Copy out all the records exactly.

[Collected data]
- - - - - - -

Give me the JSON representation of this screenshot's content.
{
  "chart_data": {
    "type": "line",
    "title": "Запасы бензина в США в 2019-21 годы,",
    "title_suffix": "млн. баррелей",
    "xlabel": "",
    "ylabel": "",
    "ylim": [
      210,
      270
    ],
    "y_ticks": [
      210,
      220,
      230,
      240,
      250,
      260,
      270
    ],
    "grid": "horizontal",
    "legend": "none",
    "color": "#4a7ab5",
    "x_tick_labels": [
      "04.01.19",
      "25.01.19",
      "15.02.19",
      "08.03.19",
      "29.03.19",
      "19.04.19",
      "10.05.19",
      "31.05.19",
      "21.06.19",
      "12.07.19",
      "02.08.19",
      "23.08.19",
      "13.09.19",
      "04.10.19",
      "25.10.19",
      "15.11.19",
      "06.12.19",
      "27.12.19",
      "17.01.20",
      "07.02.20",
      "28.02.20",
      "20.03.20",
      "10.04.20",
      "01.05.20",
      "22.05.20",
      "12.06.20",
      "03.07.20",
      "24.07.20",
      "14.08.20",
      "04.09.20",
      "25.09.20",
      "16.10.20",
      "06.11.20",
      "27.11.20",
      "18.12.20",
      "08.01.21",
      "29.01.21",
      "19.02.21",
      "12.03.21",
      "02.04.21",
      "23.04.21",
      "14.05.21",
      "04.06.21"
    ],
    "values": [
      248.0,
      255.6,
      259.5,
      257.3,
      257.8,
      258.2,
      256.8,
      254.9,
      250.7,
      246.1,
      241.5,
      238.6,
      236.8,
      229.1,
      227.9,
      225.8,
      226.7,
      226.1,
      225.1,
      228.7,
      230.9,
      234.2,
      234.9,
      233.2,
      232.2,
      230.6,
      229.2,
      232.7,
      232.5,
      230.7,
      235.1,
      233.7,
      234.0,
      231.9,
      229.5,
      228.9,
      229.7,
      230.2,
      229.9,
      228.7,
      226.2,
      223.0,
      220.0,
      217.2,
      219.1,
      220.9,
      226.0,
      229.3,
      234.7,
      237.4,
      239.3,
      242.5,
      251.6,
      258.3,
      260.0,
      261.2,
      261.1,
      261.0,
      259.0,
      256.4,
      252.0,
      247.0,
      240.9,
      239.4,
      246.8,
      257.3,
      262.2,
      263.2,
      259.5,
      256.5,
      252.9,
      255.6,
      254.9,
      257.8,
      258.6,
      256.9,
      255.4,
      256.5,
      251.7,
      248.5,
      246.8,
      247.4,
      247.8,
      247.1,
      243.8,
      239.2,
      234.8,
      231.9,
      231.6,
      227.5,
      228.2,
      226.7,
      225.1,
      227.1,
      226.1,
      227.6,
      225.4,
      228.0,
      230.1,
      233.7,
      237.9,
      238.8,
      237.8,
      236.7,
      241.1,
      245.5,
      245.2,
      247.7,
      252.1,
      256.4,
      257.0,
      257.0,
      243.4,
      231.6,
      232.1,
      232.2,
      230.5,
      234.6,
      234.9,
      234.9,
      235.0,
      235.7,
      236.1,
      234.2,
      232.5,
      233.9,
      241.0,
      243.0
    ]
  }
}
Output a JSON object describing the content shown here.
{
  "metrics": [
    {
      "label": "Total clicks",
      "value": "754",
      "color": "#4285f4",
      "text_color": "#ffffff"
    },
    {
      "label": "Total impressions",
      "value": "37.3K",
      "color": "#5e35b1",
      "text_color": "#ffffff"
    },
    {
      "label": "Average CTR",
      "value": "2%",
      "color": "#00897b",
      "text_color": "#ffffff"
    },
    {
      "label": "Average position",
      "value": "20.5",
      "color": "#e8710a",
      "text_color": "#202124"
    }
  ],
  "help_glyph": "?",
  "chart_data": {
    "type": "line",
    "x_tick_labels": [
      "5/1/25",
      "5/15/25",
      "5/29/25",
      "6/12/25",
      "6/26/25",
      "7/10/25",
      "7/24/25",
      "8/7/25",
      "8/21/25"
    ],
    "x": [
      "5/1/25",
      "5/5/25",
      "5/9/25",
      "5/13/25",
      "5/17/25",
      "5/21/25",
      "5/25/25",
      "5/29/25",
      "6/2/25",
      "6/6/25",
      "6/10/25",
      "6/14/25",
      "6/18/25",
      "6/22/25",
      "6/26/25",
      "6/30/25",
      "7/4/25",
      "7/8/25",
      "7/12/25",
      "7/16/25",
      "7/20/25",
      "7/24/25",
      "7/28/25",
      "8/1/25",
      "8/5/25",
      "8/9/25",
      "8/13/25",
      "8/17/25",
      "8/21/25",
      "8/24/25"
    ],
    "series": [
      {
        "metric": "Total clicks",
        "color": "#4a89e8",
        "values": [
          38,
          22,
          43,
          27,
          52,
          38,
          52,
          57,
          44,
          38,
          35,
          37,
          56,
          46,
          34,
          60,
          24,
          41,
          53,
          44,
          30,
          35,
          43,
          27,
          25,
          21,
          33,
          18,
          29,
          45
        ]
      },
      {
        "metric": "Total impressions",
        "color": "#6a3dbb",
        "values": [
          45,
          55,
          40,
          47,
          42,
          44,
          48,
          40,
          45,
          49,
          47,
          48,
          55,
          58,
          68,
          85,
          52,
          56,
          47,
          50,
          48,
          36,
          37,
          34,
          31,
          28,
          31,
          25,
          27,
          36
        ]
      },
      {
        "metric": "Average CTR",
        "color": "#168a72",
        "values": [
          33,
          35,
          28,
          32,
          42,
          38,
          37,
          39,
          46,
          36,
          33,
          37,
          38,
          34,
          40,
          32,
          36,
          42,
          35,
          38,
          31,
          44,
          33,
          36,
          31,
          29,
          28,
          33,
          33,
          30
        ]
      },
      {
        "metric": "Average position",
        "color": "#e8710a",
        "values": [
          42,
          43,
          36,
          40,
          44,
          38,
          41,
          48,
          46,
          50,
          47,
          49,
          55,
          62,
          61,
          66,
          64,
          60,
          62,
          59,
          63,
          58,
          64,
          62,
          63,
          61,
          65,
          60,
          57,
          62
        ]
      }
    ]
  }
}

- - - - - - -

Response to this exercise
Give me the JSON representation of this screenshot's content.
{
  "chart_data": {
    "type": "line",
    "title": "Запасы бензина в США в 2019-21 годы,",
    "title_suffix": "млн. баррелей",
    "xlabel": "",
    "ylabel": "",
    "ylim": [
      210,
      270
    ],
    "y_ticks": [
      210,
      220,
      230,
      240,
      250,
      260,
      270
    ],
    "grid": "horizontal",
    "legend": "none",
    "color": "#4a7ab5",
    "x_tick_labels": [
      "04.01.19",
      "25.01.19",
      "15.02.19",
      "08.03.19",
      "29.03.19",
      "19.04.19",
      "10.05.19",
      "31.05.19",
      "21.06.19",
      "12.07.19",
      "02.08.19",
      "23.08.19",
      "13.09.19",
      "04.10.19",
      "25.10.19",
      "15.11.19",
      "06.12.19",
      "27.12.19",
      "17.01.20",
      "07.02.20",
      "28.02.20",
      "20.03.20",
      "10.04.20",
      "01.05.20",
      "22.05.20",
      "12.06.20",
      "03.07.20",
      "24.07.20",
      "14.08.20",
      "04.09.20",
      "25.09.20",
      "16.10.20",
      "06.11.20",
      "27.11.20",
      "18.12.20",
      "08.01.21",
      "29.01.21",
      "19.02.21",
      "12.03.21",
      "02.04.21",
      "23.04.21",
      "14.05.21",
      "04.06.21"
    ],
    "values": [
      248.0,
      255.6,
      259.5,
      257.3,
      257.8,
      258.2,
      256.8,
      254.9,
      250.7,
      246.1,
      241.5,
      238.6,
      236.8,
      229.1,
      227.9,
      225.8,
      226.7,
      226.1,
      225.1,
      228.7,
      230.9,
      234.2,
      234.9,
      233.2,
      232.2,
      230.6,
      229.2,
      232.7,
      232.5,
      230.7,
      235.1,
      233.7,
      234.0,
      231.9,
      229.5,
      228.9,
      229.7,
      230.2,
      229.9,
      228.7,
      226.2,
      223.0,
      220.0,
      217.2,
      219.1,
      220.9,
      226.0,
      229.3,
      234.7,
      237.4,
      239.3,
      242.5,
      251.6,
      258.3,
      260.0,
      261.2,
      261.1,
      261.0,
      259.0,
      256.4,
      252.0,
      247.0,
      240.9,
      239.4,
      246.8,
      257.3,
      262.2,
      263.2,
      259.5,
      256.5,
      252.9,
      255.6,
      254.9,
      257.8,
      258.6,
      256.9,
      255.4,
      256.5,
      251.7,
      248.5,
      246.8,
      247.4,
      247.8,
      247.1,
      243.8,
      239.2,
      234.8,
      231.9,
      231.6,
      227.5,
      228.2,
      226.7,
      225.1,
      227.1,
      226.1,
      227.6,
      225.4,
      228.0,
      230.1,
      233.7,
      237.9,
      238.8,
      237.8,
      236.7,
      241.1,
      245.5,
      245.2,
      247.7,
      252.1,
      256.4,
      257.0,
      257.0,
      243.4,
      231.6,
      232.1,
      232.2,
      230.5,
      234.6,
      234.9,
      234.9,
      235.0,
      235.7,
      236.1,
      234.2,
      232.5,
      233.9,
      241.0,
      243.0
    ]
  }
}
Output a JSON object describing the content shown here.
{
  "metrics": [
    {
      "label": "Total clicks",
      "value": "754",
      "color": "#4285f4",
      "text_color": "#ffffff"
    },
    {
      "label": "Total impressions",
      "value": "37.3K",
      "color": "#5e35b1",
      "text_color": "#ffffff"
    },
    {
      "label": "Average CTR",
      "value": "2%",
      "color": "#00897b",
      "text_color": "#ffffff"
    },
    {
      "label": "Average position",
      "value": "20.5",
      "color": "#e8710a",
      "text_color": "#202124"
    }
  ],
  "help_glyph": "?",
  "chart_data": {
    "type": "line",
    "x_tick_labels": [
      "5/1/25",
      "5/15/25",
      "5/29/25",
      "6/12/25",
      "6/26/25",
      "7/10/25",
      "7/24/25",
      "8/7/25",
      "8/21/25"
    ],
    "x": [
      "5/1/25",
      "5/5/25",
      "5/9/25",
      "5/13/25",
      "5/17/25",
      "5/21/25",
      "5/25/25",
      "5/29/25",
      "6/2/25",
      "6/6/25",
      "6/10/25",
      "6/14/25",
      "6/18/25",
      "6/22/25",
      "6/26/25",
      "6/30/25",
      "7/4/25",
      "7/8/25",
      "7/12/25",
      "7/16/25",
      "7/20/25",
      "7/24/25",
      "7/28/25",
      "8/1/25",
      "8/5/25",
      "8/9/25",
      "8/13/25",
      "8/17/25",
      "8/21/25",
      "8/24/25"
    ],
    "series": [
      {
        "metric": "Total clicks",
        "color": "#4a89e8",
        "values": [
          38,
          22,
          43,
          27,
          52,
          38,
          52,
          57,
          44,
          38,
          35,
          37,
          56,
          46,
          34,
          60,
          24,
          41,
          53,
          44,
          30,
          35,
          43,
          27,
          25,
          21,
          33,
          18,
          29,
          45
        ]
      },
      {
        "metric": "Total impressions",
        "color": "#6a3dbb",
        "values": [
          45,
          55,
          40,
          47,
          42,
          44,
          48,
          40,
          45,
          49,
          47,
          48,
          55,
          58,
          68,
          85,
          52,
          56,
          47,
          50,
          48,
          36,
          37,
          34,
          31,
          28,
          31,
          25,
          27,
          36
        ]
      },
      {
        "metric": "Average CTR",
        "color": "#168a72",
        "values": [
          33,
          35,
          28,
          32,
          42,
          38,
          37,
          39,
          46,
          36,
          33,
          37,
          38,
          34,
          40,
          32,
          36,
          42,
          35,
          38,
          31,
          44,
          33,
          36,
          31,
          29,
          28,
          33,
          33,
          30
        ]
      },
      {
        "metric": "Average position",
        "color": "#e8710a",
        "values": [
          42,
          43,
          36,
          40,
          44,
          38,
          41,
          48,
          46,
          50,
          47,
          49,
          55,
          62,
          61,
          66,
          64,
          60,
          62,
          59,
          63,
          58,
          64,
          62,
          63,
          61,
          65,
          60,
          57,
          62
        ]
      }
    ]
  }
}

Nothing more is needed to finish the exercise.